▶ **The task**:
Only the pictures stay out; every record is to be quoted exactly.

-*-

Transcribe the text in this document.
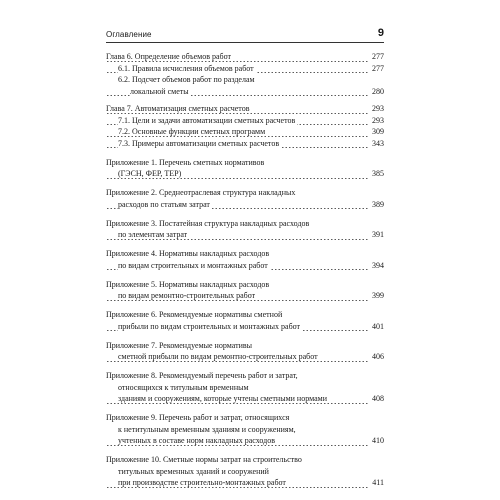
Оглавление	9
Глава 6. Определение объемов работ	277
6.1. Правила исчисления объемов работ	277
6.2. Подсчет объемов работ по разделам
локальной сметы	280
Глава 7. Автоматизация сметных расчетов	293
7.1. Цели и задачи автоматизации сметных расчетов	293
7.2. Основные функции сметных программ	309
7.3. Примеры автоматизации сметных расчетов	343
Приложение 1. Перечень сметных нормативов
(ГЭСН, ФЕР, ТЕР)	385
Приложение 2. Среднеотраслевая структура накладных
расходов по статьям затрат	389
Приложение 3. Постатейная структура накладных расходов
по элементам затрат	391
Приложение 4. Нормативы накладных расходов
по видам строительных и монтажных работ	394
Приложение 5. Нормативы накладных расходов
по видам ремонтно-строительных работ	399
Приложение 6. Рекомендуемые нормативы сметной
прибыли по видам строительных и монтажных работ	401
Приложение 7. Рекомендуемые нормативы
сметной прибыли по видам ремонтно-строительных работ	406
Приложение 8. Рекомендуемый перечень работ и затрат,
относящихся к титульным временным
зданиям и сооружениям, которые учтены сметными нормами	408
Приложение 9. Перечень работ и затрат, относящихся
к нетитульным временным зданиям и сооружениям,
учтенных в составе норм накладных расходов	410
Приложение 10. Сметные нормы затрат на строительство
титульных временных зданий и сооружений
при производстве строительно-монтажных работ	411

-*-

▶ **Finished exercise**:
Transcribe the text in this document.
Оглавление	9
Глава 6. Определение объемов работ	277
6.1. Правила исчисления объемов работ	277
6.2. Подсчет объемов работ по разделам
локальной сметы	280
Глава 7. Автоматизация сметных расчетов	293
7.1. Цели и задачи автоматизации сметных расчетов	293
7.2. Основные функции сметных программ	309
7.3. Примеры автоматизации сметных расчетов	343
Приложение 1. Перечень сметных нормативов
(ГЭСН, ФЕР, ТЕР)	385
Приложение 2. Среднеотраслевая структура накладных
расходов по статьям затрат	389
Приложение 3. Постатейная структура накладных расходов
по элементам затрат	391
Приложение 4. Нормативы накладных расходов
по видам строительных и монтажных работ	394
Приложение 5. Нормативы накладных расходов
по видам ремонтно-строительных работ	399
Приложение 6. Рекомендуемые нормативы сметной
прибыли по видам строительных и монтажных работ	401
Приложение 7. Рекомендуемые нормативы
сметной прибыли по видам ремонтно-строительных работ	406
Приложение 8. Рекомендуемый перечень работ и затрат,
относящихся к титульным временным
зданиям и сооружениям, которые учтены сметными нормами	408
Приложение 9. Перечень работ и затрат, относящихся
к нетитульным временным зданиям и сооружениям,
учтенных в составе норм накладных расходов	410
Приложение 10. Сметные нормы затрат на строительство
титульных временных зданий и сооружений
при производстве строительно-монтажных работ	411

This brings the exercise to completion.